Write out every entry word for word.

— START —

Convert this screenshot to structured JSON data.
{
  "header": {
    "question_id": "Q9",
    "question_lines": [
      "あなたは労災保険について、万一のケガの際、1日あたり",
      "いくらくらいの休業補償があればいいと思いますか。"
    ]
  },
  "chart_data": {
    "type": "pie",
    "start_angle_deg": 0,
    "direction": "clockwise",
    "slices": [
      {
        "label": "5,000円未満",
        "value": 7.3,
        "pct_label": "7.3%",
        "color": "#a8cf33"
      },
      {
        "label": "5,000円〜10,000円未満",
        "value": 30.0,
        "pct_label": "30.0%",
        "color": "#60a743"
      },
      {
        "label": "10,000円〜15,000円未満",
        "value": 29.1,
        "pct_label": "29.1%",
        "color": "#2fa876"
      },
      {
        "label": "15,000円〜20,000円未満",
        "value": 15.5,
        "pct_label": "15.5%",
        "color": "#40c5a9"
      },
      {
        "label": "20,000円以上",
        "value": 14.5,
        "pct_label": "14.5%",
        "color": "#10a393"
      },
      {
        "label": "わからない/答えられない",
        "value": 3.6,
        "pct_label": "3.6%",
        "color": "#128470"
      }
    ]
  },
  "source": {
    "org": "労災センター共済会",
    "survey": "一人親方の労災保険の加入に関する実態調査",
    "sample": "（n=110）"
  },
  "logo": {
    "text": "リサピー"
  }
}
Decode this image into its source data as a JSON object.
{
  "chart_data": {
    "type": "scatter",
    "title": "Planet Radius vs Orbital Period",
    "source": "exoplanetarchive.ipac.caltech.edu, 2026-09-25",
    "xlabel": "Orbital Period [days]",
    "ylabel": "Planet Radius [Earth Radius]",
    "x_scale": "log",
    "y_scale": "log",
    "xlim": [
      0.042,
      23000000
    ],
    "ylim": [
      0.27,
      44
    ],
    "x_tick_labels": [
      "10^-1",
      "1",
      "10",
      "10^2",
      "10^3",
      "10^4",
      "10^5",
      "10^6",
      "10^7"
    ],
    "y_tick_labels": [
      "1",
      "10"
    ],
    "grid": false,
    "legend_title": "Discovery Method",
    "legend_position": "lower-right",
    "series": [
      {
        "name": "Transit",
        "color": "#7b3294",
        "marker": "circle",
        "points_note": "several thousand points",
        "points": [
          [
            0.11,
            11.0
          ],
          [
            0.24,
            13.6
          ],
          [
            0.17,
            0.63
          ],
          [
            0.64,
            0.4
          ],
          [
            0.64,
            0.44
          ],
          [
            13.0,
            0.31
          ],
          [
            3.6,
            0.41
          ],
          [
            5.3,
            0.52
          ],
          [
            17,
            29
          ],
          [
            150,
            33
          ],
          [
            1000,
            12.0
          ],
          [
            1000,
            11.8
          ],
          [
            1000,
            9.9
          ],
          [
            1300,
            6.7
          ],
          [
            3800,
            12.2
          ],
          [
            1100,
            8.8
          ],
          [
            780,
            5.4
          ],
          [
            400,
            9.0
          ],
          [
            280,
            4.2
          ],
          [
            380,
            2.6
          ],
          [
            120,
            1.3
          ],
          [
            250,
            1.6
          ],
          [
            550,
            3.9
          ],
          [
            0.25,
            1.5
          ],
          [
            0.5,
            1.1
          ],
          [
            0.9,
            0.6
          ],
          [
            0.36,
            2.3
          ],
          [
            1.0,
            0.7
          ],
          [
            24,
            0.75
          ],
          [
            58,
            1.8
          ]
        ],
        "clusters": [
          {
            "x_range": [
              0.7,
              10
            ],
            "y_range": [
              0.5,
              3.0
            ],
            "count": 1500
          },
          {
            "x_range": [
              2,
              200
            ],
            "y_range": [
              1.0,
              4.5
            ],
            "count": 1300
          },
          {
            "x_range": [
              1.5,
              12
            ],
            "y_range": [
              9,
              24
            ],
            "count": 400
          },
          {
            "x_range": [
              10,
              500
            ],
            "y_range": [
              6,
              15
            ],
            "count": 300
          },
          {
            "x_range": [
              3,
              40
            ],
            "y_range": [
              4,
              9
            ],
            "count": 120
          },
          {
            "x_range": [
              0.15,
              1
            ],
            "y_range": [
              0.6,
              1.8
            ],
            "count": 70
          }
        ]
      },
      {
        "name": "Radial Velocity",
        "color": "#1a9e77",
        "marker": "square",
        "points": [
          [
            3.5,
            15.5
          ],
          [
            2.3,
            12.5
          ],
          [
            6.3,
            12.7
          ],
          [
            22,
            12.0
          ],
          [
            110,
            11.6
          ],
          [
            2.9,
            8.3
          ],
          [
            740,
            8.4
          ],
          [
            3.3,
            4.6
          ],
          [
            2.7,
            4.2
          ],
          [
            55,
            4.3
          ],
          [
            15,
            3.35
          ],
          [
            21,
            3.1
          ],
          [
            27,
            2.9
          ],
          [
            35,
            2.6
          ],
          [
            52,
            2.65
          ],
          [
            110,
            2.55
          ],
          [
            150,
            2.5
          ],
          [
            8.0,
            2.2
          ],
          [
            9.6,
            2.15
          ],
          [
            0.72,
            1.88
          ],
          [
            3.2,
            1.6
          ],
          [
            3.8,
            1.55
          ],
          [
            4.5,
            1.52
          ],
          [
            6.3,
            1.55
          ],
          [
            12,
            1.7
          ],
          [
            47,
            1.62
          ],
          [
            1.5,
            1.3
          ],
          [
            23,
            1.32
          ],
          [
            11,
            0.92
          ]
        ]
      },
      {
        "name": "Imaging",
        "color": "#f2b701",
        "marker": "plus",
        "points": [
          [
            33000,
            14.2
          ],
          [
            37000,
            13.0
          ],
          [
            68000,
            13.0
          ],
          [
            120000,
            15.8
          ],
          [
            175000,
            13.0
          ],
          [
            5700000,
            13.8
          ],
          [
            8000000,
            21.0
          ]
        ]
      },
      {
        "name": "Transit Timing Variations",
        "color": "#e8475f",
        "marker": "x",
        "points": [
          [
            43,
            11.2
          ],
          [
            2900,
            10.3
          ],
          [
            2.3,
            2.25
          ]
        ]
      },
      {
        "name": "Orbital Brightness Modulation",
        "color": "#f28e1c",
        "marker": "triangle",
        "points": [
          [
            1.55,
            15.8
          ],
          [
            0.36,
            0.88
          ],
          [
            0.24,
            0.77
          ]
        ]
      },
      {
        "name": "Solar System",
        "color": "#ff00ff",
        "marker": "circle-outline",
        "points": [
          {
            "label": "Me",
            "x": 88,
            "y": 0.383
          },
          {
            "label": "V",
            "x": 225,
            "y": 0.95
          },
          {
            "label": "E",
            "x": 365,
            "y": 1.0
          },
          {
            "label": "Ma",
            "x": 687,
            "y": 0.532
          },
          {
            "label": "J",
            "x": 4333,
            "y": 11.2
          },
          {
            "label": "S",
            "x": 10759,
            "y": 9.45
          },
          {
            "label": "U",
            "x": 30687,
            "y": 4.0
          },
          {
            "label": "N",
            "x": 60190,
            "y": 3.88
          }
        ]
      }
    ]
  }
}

— END —

**OUTPUT BELOW**
Convert this screenshot to structured JSON data.
{
  "header": {
    "question_id": "Q9",
    "question_lines": [
      "あなたは労災保険について、万一のケガの際、1日あたり",
      "いくらくらいの休業補償があればいいと思いますか。"
    ]
  },
  "chart_data": {
    "type": "pie",
    "start_angle_deg": 0,
    "direction": "clockwise",
    "slices": [
      {
        "label": "5,000円未満",
        "value": 7.3,
        "pct_label": "7.3%",
        "color": "#a8cf33"
      },
      {
        "label": "5,000円〜10,000円未満",
        "value": 30.0,
        "pct_label": "30.0%",
        "color": "#60a743"
      },
      {
        "label": "10,000円〜15,000円未満",
        "value": 29.1,
        "pct_label": "29.1%",
        "color": "#2fa876"
      },
      {
        "label": "15,000円〜20,000円未満",
        "value": 15.5,
        "pct_label": "15.5%",
        "color": "#40c5a9"
      },
      {
        "label": "20,000円以上",
        "value": 14.5,
        "pct_label": "14.5%",
        "color": "#10a393"
      },
      {
        "label": "わからない/答えられない",
        "value": 3.6,
        "pct_label": "3.6%",
        "color": "#128470"
      }
    ]
  },
  "source": {
    "org": "労災センター共済会",
    "survey": "一人親方の労災保険の加入に関する実態調査",
    "sample": "（n=110）"
  },
  "logo": {
    "text": "リサピー"
  }
}
Decode this image into its source data as a JSON object.
{
  "chart_data": {
    "type": "scatter",
    "title": "Planet Radius vs Orbital Period",
    "source": "exoplanetarchive.ipac.caltech.edu, 2026-09-25",
    "xlabel": "Orbital Period [days]",
    "ylabel": "Planet Radius [Earth Radius]",
    "x_scale": "log",
    "y_scale": "log",
    "xlim": [
      0.042,
      23000000
    ],
    "ylim": [
      0.27,
      44
    ],
    "x_tick_labels": [
      "10^-1",
      "1",
      "10",
      "10^2",
      "10^3",
      "10^4",
      "10^5",
      "10^6",
      "10^7"
    ],
    "y_tick_labels": [
      "1",
      "10"
    ],
    "grid": false,
    "legend_title": "Discovery Method",
    "legend_position": "lower-right",
    "series": [
      {
        "name": "Transit",
        "color": "#7b3294",
        "marker": "circle",
        "points_note": "several thousand points",
        "points": [
          [
            0.11,
            11.0
          ],
          [
            0.24,
            13.6
          ],
          [
            0.17,
            0.63
          ],
          [
            0.64,
            0.4
          ],
          [
            0.64,
            0.44
          ],
          [
            13.0,
            0.31
          ],
          [
            3.6,
            0.41
          ],
          [
            5.3,
            0.52
          ],
          [
            17,
            29
          ],
          [
            150,
            33
          ],
          [
            1000,
            12.0
          ],
          [
            1000,
            11.8
          ],
          [
            1000,
            9.9
          ],
          [
            1300,
            6.7
          ],
          [
            3800,
            12.2
          ],
          [
            1100,
            8.8
          ],
          [
            780,
            5.4
          ],
          [
            400,
            9.0
          ],
          [
            280,
            4.2
          ],
          [
            380,
            2.6
          ],
          [
            120,
            1.3
          ],
          [
            250,
            1.6
          ],
          [
            550,
            3.9
          ],
          [
            0.25,
            1.5
          ],
          [
            0.5,
            1.1
          ],
          [
            0.9,
            0.6
          ],
          [
            0.36,
            2.3
          ],
          [
            1.0,
            0.7
          ],
          [
            24,
            0.75
          ],
          [
            58,
            1.8
          ]
        ],
        "clusters": [
          {
            "x_range": [
              0.7,
              10
            ],
            "y_range": [
              0.5,
              3.0
            ],
            "count": 1500
          },
          {
            "x_range": [
              2,
              200
            ],
            "y_range": [
              1.0,
              4.5
            ],
            "count": 1300
          },
          {
            "x_range": [
              1.5,
              12
            ],
            "y_range": [
              9,
              24
            ],
            "count": 400
          },
          {
            "x_range": [
              10,
              500
            ],
            "y_range": [
              6,
              15
            ],
            "count": 300
          },
          {
            "x_range": [
              3,
              40
            ],
            "y_range": [
              4,
              9
            ],
            "count": 120
          },
          {
            "x_range": [
              0.15,
              1
            ],
            "y_range": [
              0.6,
              1.8
            ],
            "count": 70
          }
        ]
      },
      {
        "name": "Radial Velocity",
        "color": "#1a9e77",
        "marker": "square",
        "points": [
          [
            3.5,
            15.5
          ],
          [
            2.3,
            12.5
          ],
          [
            6.3,
            12.7
          ],
          [
            22,
            12.0
          ],
          [
            110,
            11.6
          ],
          [
            2.9,
            8.3
          ],
          [
            740,
            8.4
          ],
          [
            3.3,
            4.6
          ],
          [
            2.7,
            4.2
          ],
          [
            55,
            4.3
          ],
          [
            15,
            3.35
          ],
          [
            21,
            3.1
          ],
          [
            27,
            2.9
          ],
          [
            35,
            2.6
          ],
          [
            52,
            2.65
          ],
          [
            110,
            2.55
          ],
          [
            150,
            2.5
          ],
          [
            8.0,
            2.2
          ],
          [
            9.6,
            2.15
          ],
          [
            0.72,
            1.88
          ],
          [
            3.2,
            1.6
          ],
          [
            3.8,
            1.55
          ],
          [
            4.5,
            1.52
          ],
          [
            6.3,
            1.55
          ],
          [
            12,
            1.7
          ],
          [
            47,
            1.62
          ],
          [
            1.5,
            1.3
          ],
          [
            23,
            1.32
          ],
          [
            11,
            0.92
          ]
        ]
      },
      {
        "name": "Imaging",
        "color": "#f2b701",
        "marker": "plus",
        "points": [
          [
            33000,
            14.2
          ],
          [
            37000,
            13.0
          ],
          [
            68000,
            13.0
          ],
          [
            120000,
            15.8
          ],
          [
            175000,
            13.0
          ],
          [
            5700000,
            13.8
          ],
          [
            8000000,
            21.0
          ]
        ]
      },
      {
        "name": "Transit Timing Variations",
        "color": "#e8475f",
        "marker": "x",
        "points": [
          [
            43,
            11.2
          ],
          [
            2900,
            10.3
          ],
          [
            2.3,
            2.25
          ]
        ]
      },
      {
        "name": "Orbital Brightness Modulation",
        "color": "#f28e1c",
        "marker": "triangle",
        "points": [
          [
            1.55,
            15.8
          ],
          [
            0.36,
            0.88
          ],
          [
            0.24,
            0.77
          ]
        ]
      },
      {
        "name": "Solar System",
        "color": "#ff00ff",
        "marker": "circle-outline",
        "points": [
          {
            "label": "Me",
            "x": 88,
            "y": 0.383
          },
          {
            "label": "V",
            "x": 225,
            "y": 0.95
          },
          {
            "label": "E",
            "x": 365,
            "y": 1.0
          },
          {
            "label": "Ma",
            "x": 687,
            "y": 0.532
          },
          {
            "label": "J",
            "x": 4333,
            "y": 11.2
          },
          {
            "label": "S",
            "x": 10759,
            "y": 9.45
          },
          {
            "label": "U",
            "x": 30687,
            "y": 4.0
          },
          {
            "label": "N",
            "x": 60190,
            "y": 3.88
          }
        ]
      }
    ]
  }
}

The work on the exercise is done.